:: Records shown ::
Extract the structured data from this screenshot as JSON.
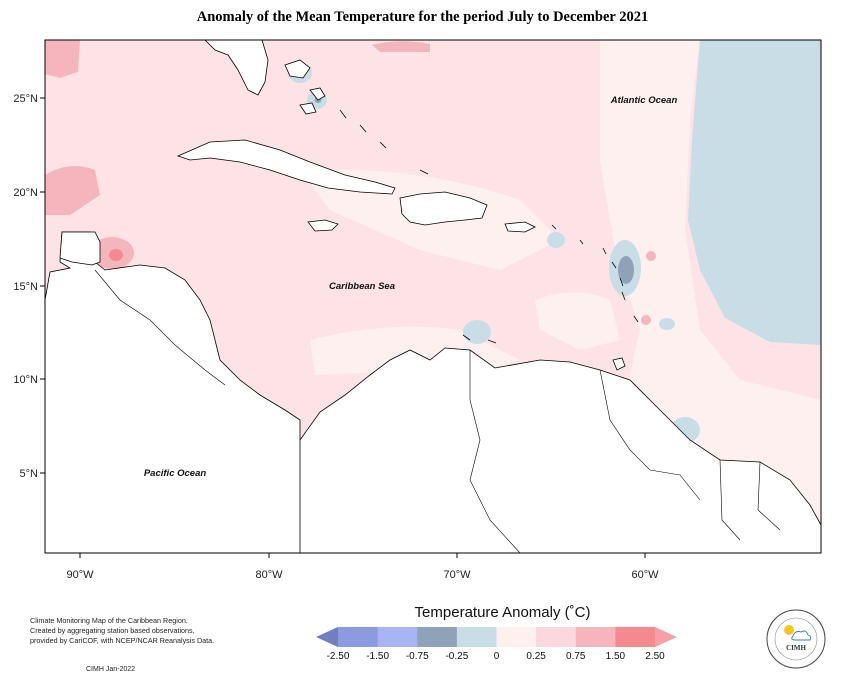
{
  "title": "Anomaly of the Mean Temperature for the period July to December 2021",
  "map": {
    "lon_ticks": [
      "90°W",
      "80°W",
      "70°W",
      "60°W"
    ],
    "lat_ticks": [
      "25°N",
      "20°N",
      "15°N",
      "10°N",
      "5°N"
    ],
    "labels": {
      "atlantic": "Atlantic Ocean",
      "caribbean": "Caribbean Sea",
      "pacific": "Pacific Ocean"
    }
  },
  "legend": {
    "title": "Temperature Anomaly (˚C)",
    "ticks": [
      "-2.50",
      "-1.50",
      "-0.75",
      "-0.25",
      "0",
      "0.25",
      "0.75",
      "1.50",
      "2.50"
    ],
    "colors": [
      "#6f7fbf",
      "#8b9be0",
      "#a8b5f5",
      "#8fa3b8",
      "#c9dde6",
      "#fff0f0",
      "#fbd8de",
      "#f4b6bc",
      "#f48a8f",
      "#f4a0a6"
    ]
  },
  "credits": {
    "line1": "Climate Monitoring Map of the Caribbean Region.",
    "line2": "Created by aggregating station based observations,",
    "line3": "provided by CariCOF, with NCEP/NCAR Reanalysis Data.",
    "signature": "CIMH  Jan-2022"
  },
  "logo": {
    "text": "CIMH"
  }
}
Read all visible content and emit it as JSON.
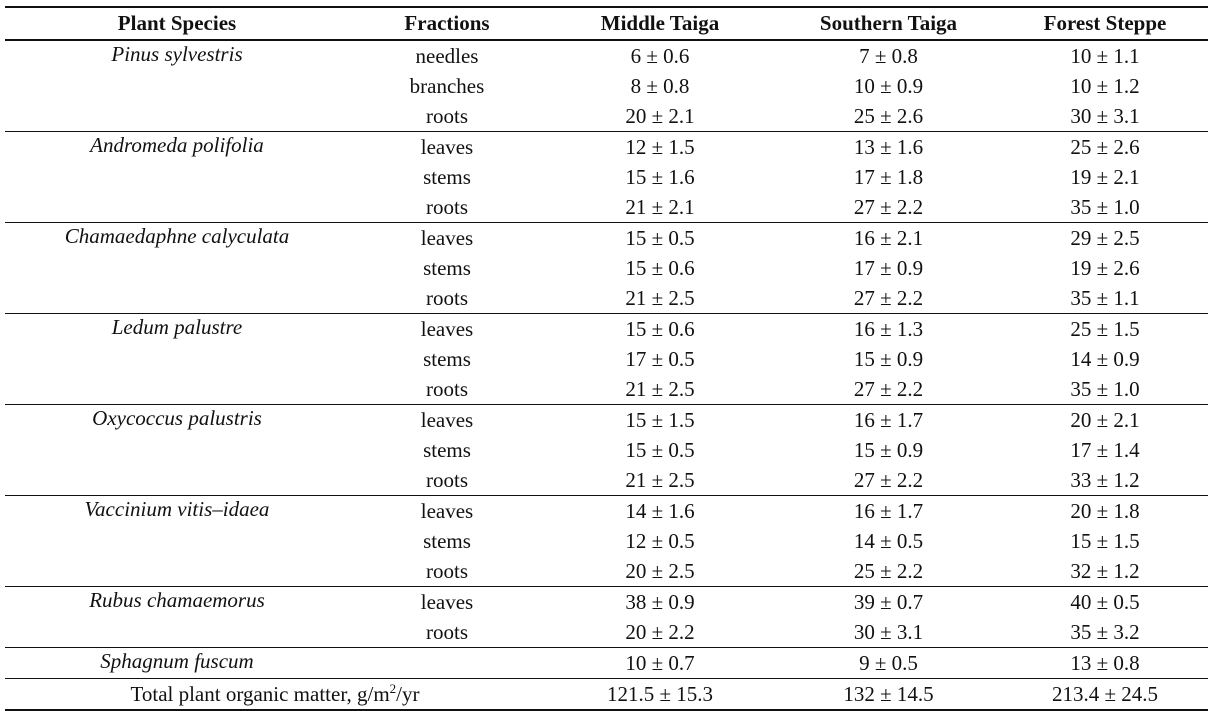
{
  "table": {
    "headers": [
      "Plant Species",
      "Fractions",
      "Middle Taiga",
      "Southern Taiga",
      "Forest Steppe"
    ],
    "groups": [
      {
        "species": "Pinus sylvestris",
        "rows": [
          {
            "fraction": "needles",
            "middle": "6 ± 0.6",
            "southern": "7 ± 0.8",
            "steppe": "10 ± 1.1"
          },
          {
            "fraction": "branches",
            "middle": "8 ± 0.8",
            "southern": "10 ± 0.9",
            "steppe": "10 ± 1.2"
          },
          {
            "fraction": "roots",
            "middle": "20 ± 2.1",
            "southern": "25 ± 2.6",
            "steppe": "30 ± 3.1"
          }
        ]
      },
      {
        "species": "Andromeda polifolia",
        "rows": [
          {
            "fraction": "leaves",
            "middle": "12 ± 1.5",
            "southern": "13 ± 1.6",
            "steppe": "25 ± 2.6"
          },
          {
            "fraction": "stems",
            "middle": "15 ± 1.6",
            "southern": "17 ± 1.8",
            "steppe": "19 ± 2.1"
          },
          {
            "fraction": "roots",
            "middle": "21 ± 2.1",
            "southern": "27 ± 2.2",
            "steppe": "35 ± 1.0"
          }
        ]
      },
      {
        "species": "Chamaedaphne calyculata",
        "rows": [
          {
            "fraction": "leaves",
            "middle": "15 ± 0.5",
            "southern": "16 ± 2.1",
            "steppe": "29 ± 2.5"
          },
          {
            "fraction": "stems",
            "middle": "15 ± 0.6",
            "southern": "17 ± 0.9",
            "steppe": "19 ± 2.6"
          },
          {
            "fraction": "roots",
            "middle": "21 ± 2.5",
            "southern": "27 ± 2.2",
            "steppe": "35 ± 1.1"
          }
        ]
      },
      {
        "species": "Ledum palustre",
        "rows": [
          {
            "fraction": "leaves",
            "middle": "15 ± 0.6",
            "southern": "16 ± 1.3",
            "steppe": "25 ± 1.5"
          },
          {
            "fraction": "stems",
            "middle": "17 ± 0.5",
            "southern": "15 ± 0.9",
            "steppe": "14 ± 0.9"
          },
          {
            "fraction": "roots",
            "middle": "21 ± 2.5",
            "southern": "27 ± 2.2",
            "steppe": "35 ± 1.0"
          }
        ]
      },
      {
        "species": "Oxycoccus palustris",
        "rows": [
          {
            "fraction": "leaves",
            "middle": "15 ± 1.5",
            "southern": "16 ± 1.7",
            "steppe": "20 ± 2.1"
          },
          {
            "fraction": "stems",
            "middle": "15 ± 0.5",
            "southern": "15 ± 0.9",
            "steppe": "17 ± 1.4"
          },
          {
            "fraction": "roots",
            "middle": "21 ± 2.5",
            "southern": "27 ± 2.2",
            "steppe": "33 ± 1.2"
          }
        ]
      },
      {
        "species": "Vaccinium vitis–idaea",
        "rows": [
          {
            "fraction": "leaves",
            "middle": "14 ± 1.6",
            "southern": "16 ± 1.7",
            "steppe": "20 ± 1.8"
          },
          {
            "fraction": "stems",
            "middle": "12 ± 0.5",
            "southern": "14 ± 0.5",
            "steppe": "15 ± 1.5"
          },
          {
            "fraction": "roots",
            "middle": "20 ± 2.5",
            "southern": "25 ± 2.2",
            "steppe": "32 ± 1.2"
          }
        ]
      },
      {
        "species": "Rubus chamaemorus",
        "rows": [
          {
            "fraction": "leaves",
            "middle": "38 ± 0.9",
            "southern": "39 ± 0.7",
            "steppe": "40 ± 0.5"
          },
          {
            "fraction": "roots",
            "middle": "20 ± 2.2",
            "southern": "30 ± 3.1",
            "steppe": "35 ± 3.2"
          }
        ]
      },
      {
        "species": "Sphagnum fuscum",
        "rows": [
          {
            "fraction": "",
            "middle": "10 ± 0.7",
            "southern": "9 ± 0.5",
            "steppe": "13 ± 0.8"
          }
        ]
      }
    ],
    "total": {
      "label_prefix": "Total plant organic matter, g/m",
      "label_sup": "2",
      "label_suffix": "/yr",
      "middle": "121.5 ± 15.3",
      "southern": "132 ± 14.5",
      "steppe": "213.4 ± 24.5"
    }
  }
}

:: Work to be completed ::
Show all lines above holding "Anomaly".

:: Expected output ::
  "title": "Anomaly of the Mean Temperature for the period July to December 2021",
    "title": "Temperature Anomaly (˚C)",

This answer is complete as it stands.